Your task: Only the number is needed: how many lines contain the word "TELEPHONE"?
** Start Source records **
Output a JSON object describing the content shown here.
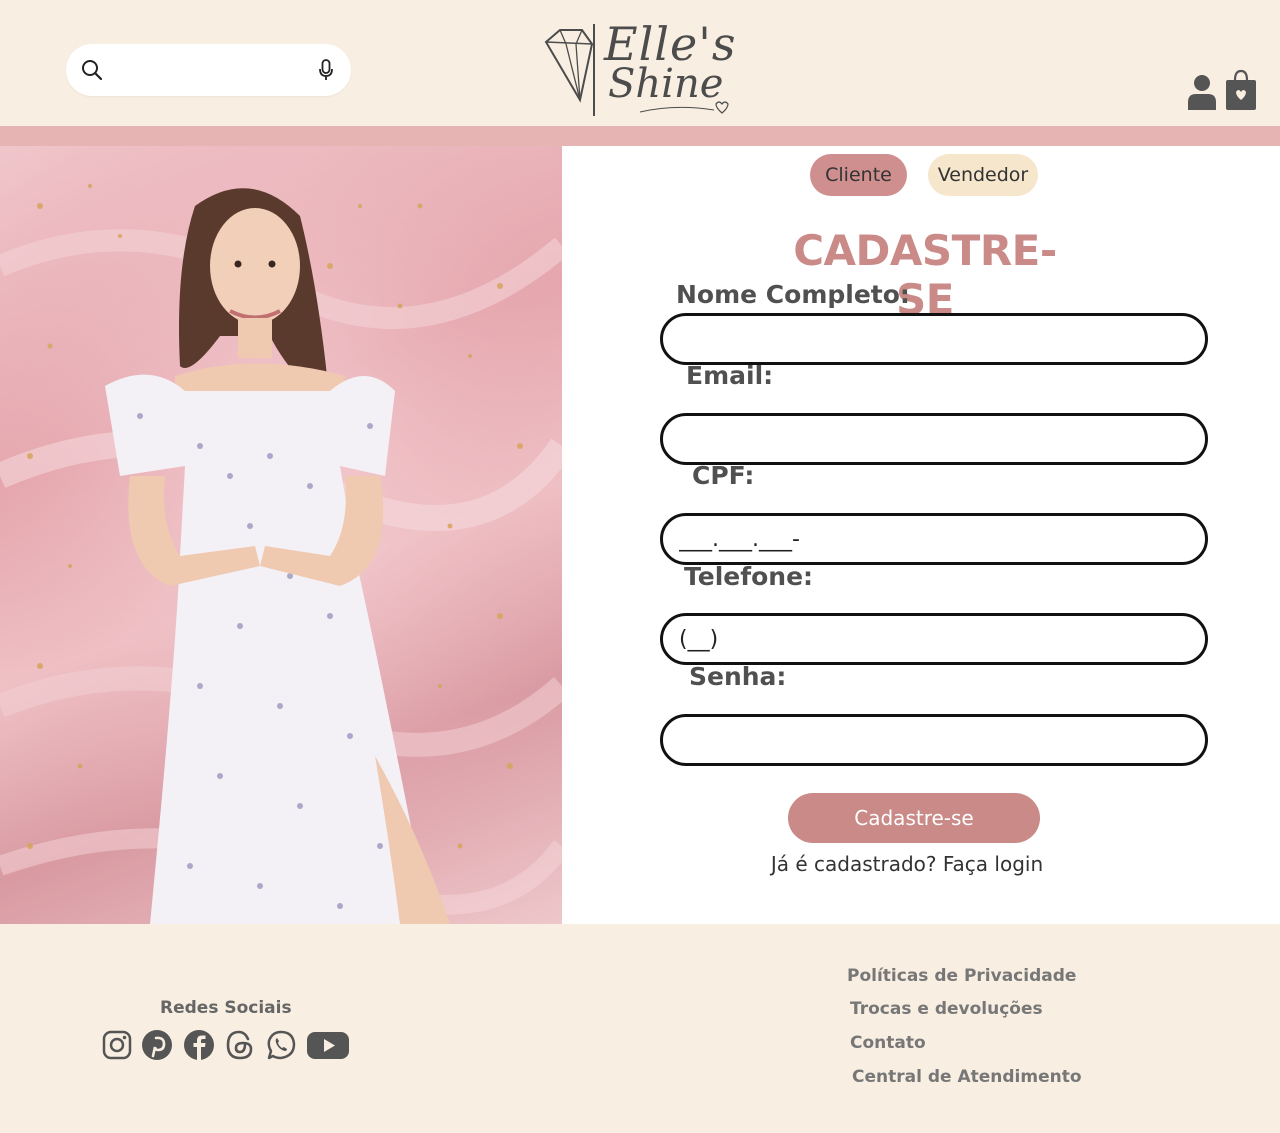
{
  "header": {
    "search": {
      "placeholder": ""
    },
    "logo": {
      "line1": "Elle's",
      "line2": "Shine"
    }
  },
  "form": {
    "tabs": [
      {
        "label": "Cliente",
        "active": true
      },
      {
        "label": "Vendedor",
        "active": false
      }
    ],
    "title": "CADASTRE-SE",
    "fields": {
      "nome": {
        "label": "Nome Completo:",
        "value": ""
      },
      "email": {
        "label": "Email:",
        "value": ""
      },
      "cpf": {
        "label": "CPF:",
        "value": "___.___.___-"
      },
      "telefone": {
        "label": "Telefone:",
        "value": "(__)"
      },
      "senha": {
        "label": "Senha:",
        "value": ""
      }
    },
    "submit_label": "Cadastre-se",
    "login_text": "Já é cadastrado? Faça login"
  },
  "footer": {
    "social_title": "Redes Sociais",
    "social_icons": [
      "instagram-icon",
      "pinterest-icon",
      "facebook-icon",
      "threads-icon",
      "whatsapp-icon",
      "youtube-icon"
    ],
    "links": [
      "Políticas de Privacidade",
      "Trocas e devoluções",
      "Contato",
      "Central de Atendimento"
    ]
  },
  "colors": {
    "background": "#f8efe2",
    "band": "#e6b4b3",
    "accent": "#c98a88",
    "tab_active": "#cf8f8f",
    "tab_inactive": "#f5e6cc",
    "icon": "#555555"
  }
}
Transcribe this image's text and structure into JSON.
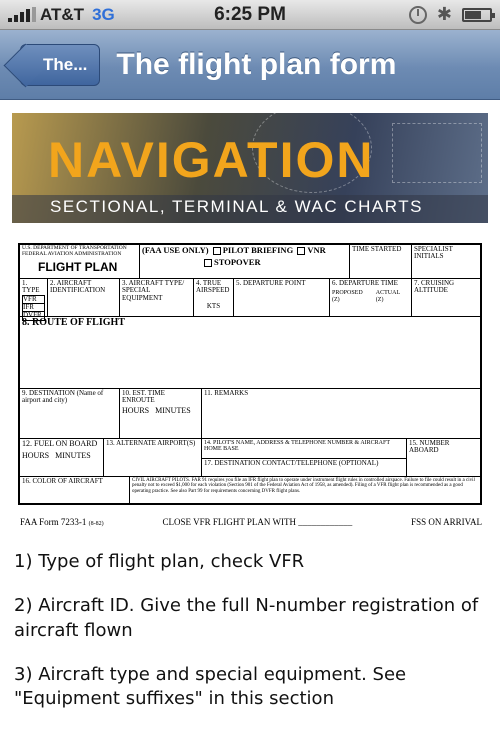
{
  "status": {
    "carrier": "AT&T",
    "network": "3G",
    "time": "6:25 PM"
  },
  "nav": {
    "back_label": "The...",
    "title": "The flight plan form"
  },
  "banner": {
    "title": "NAVIGATION",
    "subtitle": "SECTIONAL, TERMINAL & WAC CHARTS"
  },
  "form": {
    "agency": "U.S. DEPARTMENT OF TRANSPORTATION FEDERAL AVIATION ADMINISTRATION",
    "heading": "FLIGHT PLAN",
    "faa_use": "(FAA USE ONLY)",
    "pilot_briefing": "PILOT BRIEFING",
    "vnr": "VNR",
    "stopover": "STOPOVER",
    "time_started": "TIME STARTED",
    "specialist": "SPECIALIST INITIALS",
    "f1": "1. TYPE",
    "f1_vfr": "VFR",
    "f1_ifr": "IFR",
    "f1_dvfr": "DVFR",
    "f2": "2. AIRCRAFT IDENTIFICATION",
    "f3": "3. AIRCRAFT TYPE/ SPECIAL EQUIPMENT",
    "f4": "4. TRUE AIRSPEED",
    "f4_unit": "KTS",
    "f5": "5. DEPARTURE POINT",
    "f6": "6. DEPARTURE TIME",
    "f6_proposed": "PROPOSED (Z)",
    "f6_actual": "ACTUAL (Z)",
    "f7": "7. CRUISING ALTITUDE",
    "f8": "8. ROUTE OF FLIGHT",
    "f9": "9. DESTINATION (Name of airport and city)",
    "f10": "10. EST. TIME ENROUTE",
    "f10_hours": "HOURS",
    "f10_minutes": "MINUTES",
    "f11": "11. REMARKS",
    "f12": "12. FUEL ON BOARD",
    "f12_hours": "HOURS",
    "f12_minutes": "MINUTES",
    "f13": "13. ALTERNATE AIRPORT(S)",
    "f14": "14. PILOT'S NAME, ADDRESS & TELEPHONE NUMBER & AIRCRAFT HOME BASE",
    "f15": "15. NUMBER ABOARD",
    "f16": "16. COLOR OF AIRCRAFT",
    "f17": "17. DESTINATION CONTACT/TELEPHONE (OPTIONAL)",
    "civil_notice": "CIVIL AIRCRAFT PILOTS. FAR 91 requires you file an IFR flight plan to operate under instrument flight rules in controlled airspace. Failure to file could result in a civil penalty not to exceed $1,000 for each violation (Section 901 of the Federal Aviation Act of 1958, as amended). Filing of a VFR flight plan is recommended as a good operating practice. See also Part 99 for requirements concerning DVFR flight plans.",
    "form_number": "FAA Form 7233-1",
    "form_date": "(8-82)",
    "close_text": "CLOSE VFR FLIGHT PLAN WITH",
    "fss_text": "FSS ON ARRIVAL"
  },
  "notes": [
    "1) Type of flight plan, check VFR",
    "2) Aircraft ID.  Give the full N-number registration of aircraft flown",
    "3) Aircraft type and special equipment.  See \"Equipment suffixes\" in this section"
  ]
}
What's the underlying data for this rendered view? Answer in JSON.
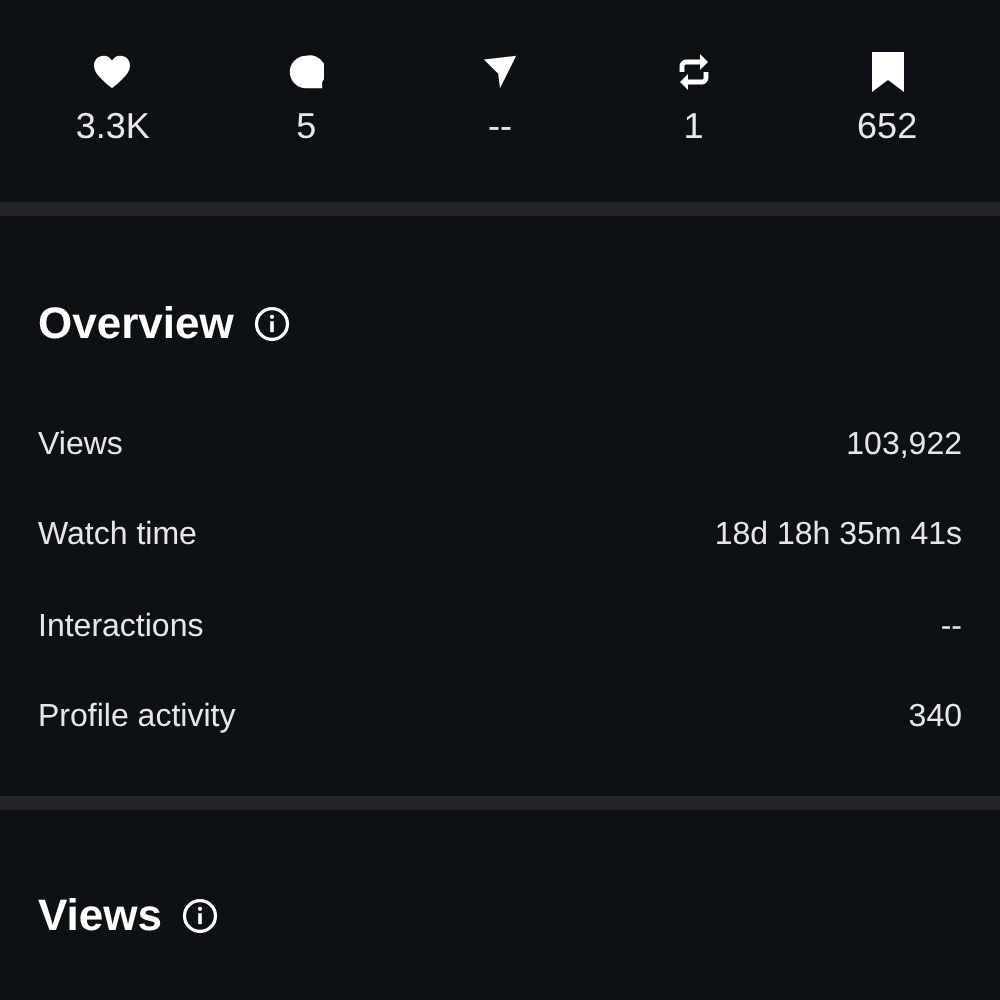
{
  "stats": [
    {
      "kind": "heart",
      "value": "3.3K"
    },
    {
      "kind": "comment",
      "value": "5"
    },
    {
      "kind": "share",
      "value": "--"
    },
    {
      "kind": "repost",
      "value": "1"
    },
    {
      "kind": "bookmark",
      "value": "652"
    }
  ],
  "overview": {
    "title": "Overview",
    "rows": [
      {
        "label": "Views",
        "value": "103,922"
      },
      {
        "label": "Watch time",
        "value": "18d 18h 35m 41s"
      },
      {
        "label": "Interactions",
        "value": "--"
      },
      {
        "label": "Profile activity",
        "value": "340"
      }
    ]
  },
  "views": {
    "title": "Views"
  }
}
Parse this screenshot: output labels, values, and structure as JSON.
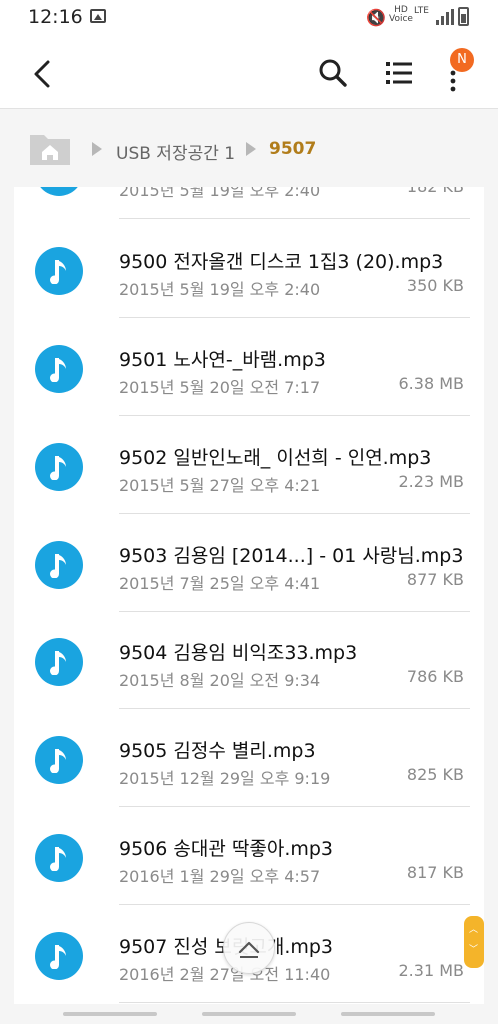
{
  "status_bar": {
    "time": "12:16",
    "hd_top": "HD",
    "hd_bottom": "Voice",
    "network": "LTE"
  },
  "toolbar": {
    "notification_badge": "N",
    "icons": [
      "back-arrow-icon",
      "search-icon",
      "list-view-icon",
      "more-vert-icon"
    ]
  },
  "breadcrumb": {
    "items": [
      "USB 저장공간 1",
      "9507"
    ]
  },
  "files": [
    {
      "name": "",
      "date": "2015년 5월 19일 오후 2:40",
      "size": "182 KB"
    },
    {
      "name": "9500 전자올갠 디스코 1집3 (20).mp3",
      "date": "2015년 5월 19일 오후 2:40",
      "size": "350 KB"
    },
    {
      "name": "9501 노사연-_바램.mp3",
      "date": "2015년 5월 20일 오전 7:17",
      "size": "6.38 MB"
    },
    {
      "name": "9502 일반인노래_ 이선희 - 인연.mp3",
      "date": "2015년 5월 27일 오후 4:21",
      "size": "2.23 MB"
    },
    {
      "name": "9503 김용임 [2014...] - 01 사랑님.mp3",
      "date": "2015년 7월 25일 오후 4:41",
      "size": "877 KB"
    },
    {
      "name": "9504 김용임 비익조33.mp3",
      "date": "2015년 8월 20일 오전 9:34",
      "size": "786 KB"
    },
    {
      "name": "9505 김정수   별리.mp3",
      "date": "2015년 12월 29일 오후 9:19",
      "size": "825 KB"
    },
    {
      "name": "9506 송대관 딱좋아.mp3",
      "date": "2016년 1월 29일 오후 4:57",
      "size": "817 KB"
    },
    {
      "name": "9507 진성 보릿고개.mp3",
      "date": "2016년 2월 27일 오전 11:40",
      "size": "2.31 MB"
    }
  ],
  "colors": {
    "accent_breadcrumb": "#b17d1b",
    "music_icon_bg": "#1aa4e0",
    "badge": "#f26a21",
    "scroll_handle": "#f4b42a"
  }
}
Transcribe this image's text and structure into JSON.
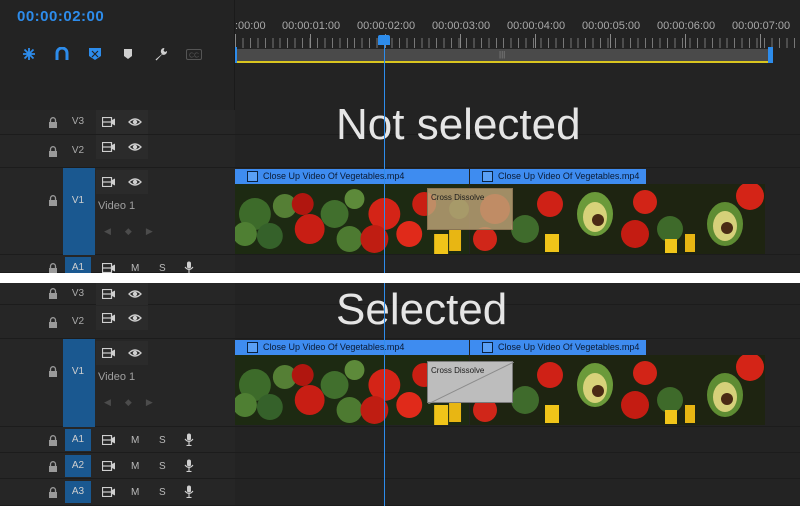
{
  "timeline": {
    "timecode": "00:00:02:00",
    "ruler_labels": [
      ":00:00",
      "00:00:01:00",
      "00:00:02:00",
      "00:00:03:00",
      "00:00:04:00",
      "00:00:05:00",
      "00:00:06:00",
      "00:00:07:00"
    ],
    "tools": [
      "snap-icon",
      "magnet-link-icon",
      "add-marker-icon",
      "marker-icon",
      "wrench-icon",
      "captions-icon"
    ]
  },
  "top_panel": {
    "label": "Not selected",
    "tracks": {
      "v3": "V3",
      "v2": "V2",
      "v1": "V1",
      "a1": "A1"
    },
    "video_label": "Video 1",
    "clip1": "Close Up Video Of Vegetables.mp4",
    "clip2": "Close Up Video Of Vegetables.mp4",
    "transition": "Cross Dissolve",
    "a1_mute": "M",
    "a1_solo": "S"
  },
  "bottom_panel": {
    "label": "Selected",
    "tracks": {
      "v3": "V3",
      "v2": "V2",
      "v1": "V1",
      "a1": "A1",
      "a2": "A2",
      "a3": "A3"
    },
    "video_label": "Video 1",
    "clip1": "Close Up Video Of Vegetables.mp4",
    "clip2": "Close Up Video Of Vegetables.mp4",
    "transition": "Cross Dissolve",
    "mute": "M",
    "solo": "S"
  },
  "colors": {
    "accent": "#2d8ceb",
    "clip_header": "#3e8cf0",
    "track_target": "#1a5890",
    "work_area": "#d9c51f"
  }
}
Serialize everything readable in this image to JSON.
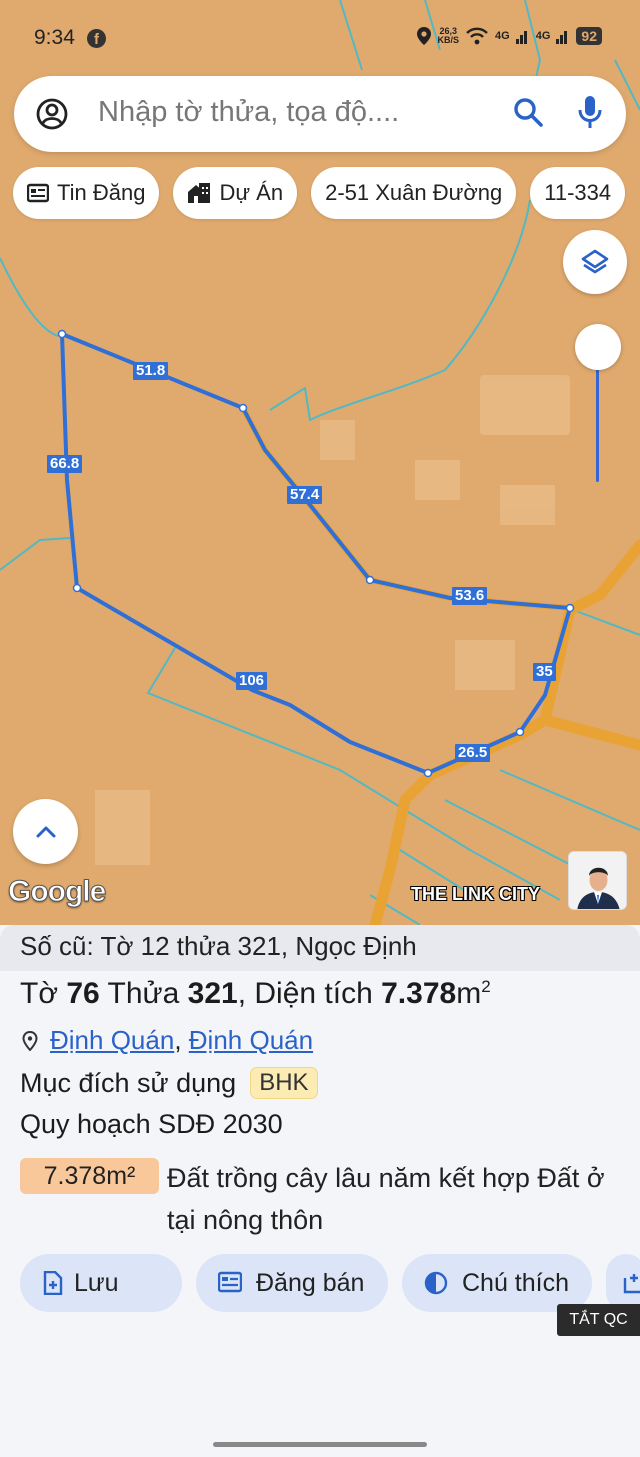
{
  "status_bar": {
    "time": "9:34",
    "net_speed_top": "26,3",
    "net_speed_bottom": "KB/S",
    "signal1": "4G",
    "signal2": "4G",
    "battery": "92"
  },
  "search": {
    "placeholder": "Nhập tờ thửa, tọa độ...."
  },
  "chips": [
    {
      "label": "Tin Đăng",
      "icon": "newspaper-icon"
    },
    {
      "label": "Dự Án",
      "icon": "building-icon"
    },
    {
      "label": "2-51 Xuân Đường",
      "icon": ""
    },
    {
      "label": "11-334",
      "icon": ""
    }
  ],
  "map": {
    "edge_lengths": [
      "51.8",
      "66.8",
      "57.4",
      "53.6",
      "35",
      "106",
      "26.5"
    ],
    "google_logo": "Google",
    "brand": "THE LINK CITY"
  },
  "parcel": {
    "old_info": "Số cũ: Tờ 12 thửa 321, Ngọc Định",
    "sheet_prefix": "Tờ",
    "sheet_no": "76",
    "plot_prefix": "Thửa",
    "plot_no": "321",
    "area_prefix": ", Diện tích",
    "area": "7.378",
    "area_unit": "m",
    "area_exp": "2",
    "location_1": "Định Quán",
    "location_sep": ",",
    "location_2": "Định Quán",
    "purpose_label": "Mục đích sử dụng",
    "purpose_code": "BHK",
    "plan_label": "Quy hoạch SDĐ 2030",
    "plan_area": "7.378m²",
    "plan_desc": "Đất trồng cây lâu năm kết hợp Đất ở tại nông thôn"
  },
  "actions": [
    {
      "label": "Lưu",
      "icon": "save-plus-icon"
    },
    {
      "label": "Đăng bán",
      "icon": "listing-icon"
    },
    {
      "label": "Chú thích",
      "icon": "half-circle-icon"
    }
  ],
  "ad_toggle": "TẮT QC",
  "colors": {
    "map_bg": "#e0aa6e",
    "parcel_line": "#2f6fd6",
    "road": "#e9a334",
    "cadastral": "#52b8c4",
    "accent": "#2a62c7"
  }
}
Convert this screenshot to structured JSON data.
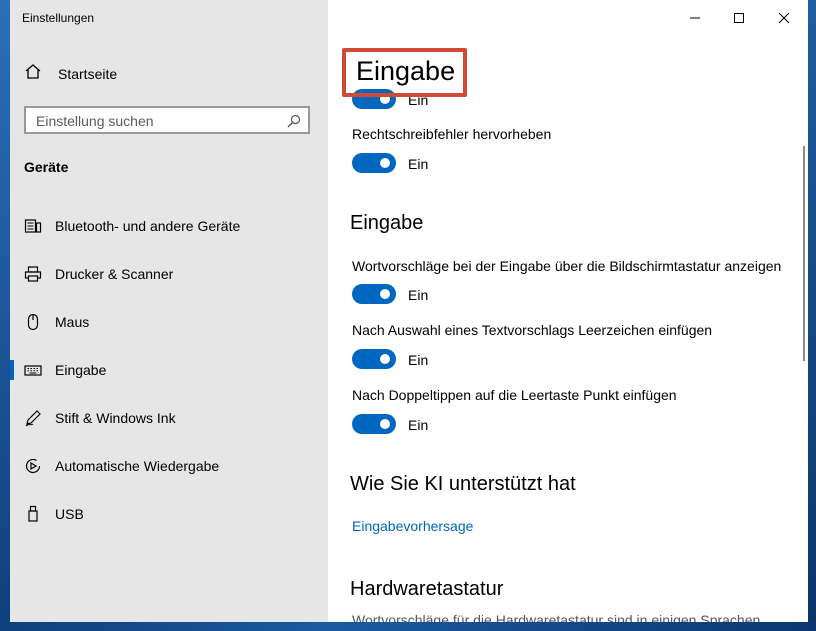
{
  "window": {
    "title": "Einstellungen"
  },
  "sidebar": {
    "home_label": "Startseite",
    "search_placeholder": "Einstellung suchen",
    "section_label": "Geräte",
    "items": [
      {
        "label": "Bluetooth- und andere Geräte",
        "icon": "bluetooth-devices-icon"
      },
      {
        "label": "Drucker & Scanner",
        "icon": "printer-icon"
      },
      {
        "label": "Maus",
        "icon": "mouse-icon"
      },
      {
        "label": "Eingabe",
        "icon": "keyboard-icon",
        "active": true
      },
      {
        "label": "Stift & Windows Ink",
        "icon": "pen-icon"
      },
      {
        "label": "Automatische Wiedergabe",
        "icon": "autoplay-icon"
      },
      {
        "label": "USB",
        "icon": "usb-icon"
      }
    ]
  },
  "content": {
    "page_title": "Eingabe",
    "partial_toggle_state": "Ein",
    "spelling": {
      "highlight_label": "Rechtschreibfehler hervorheben",
      "highlight_state": "Ein"
    },
    "typing_section": {
      "title": "Eingabe",
      "settings": [
        {
          "label": "Wortvorschläge bei der Eingabe über die Bildschirmtastatur anzeigen",
          "state": "Ein"
        },
        {
          "label": "Nach Auswahl eines Textvorschlags Leerzeichen einfügen",
          "state": "Ein"
        },
        {
          "label": "Nach Doppeltippen auf die Leertaste Punkt einfügen",
          "state": "Ein"
        }
      ]
    },
    "ai_section": {
      "title": "Wie Sie KI unterstützt hat",
      "link": "Eingabevorhersage"
    },
    "hardware_section": {
      "title": "Hardwaretastatur",
      "description": "Wortvorschläge für die Hardwaretastatur sind in einigen Sprachen"
    }
  },
  "colors": {
    "accent": "#0067c0",
    "highlight_border": "#d04a36",
    "sidebar_bg": "#e6e6e6"
  }
}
** End Source records **
Output below: 2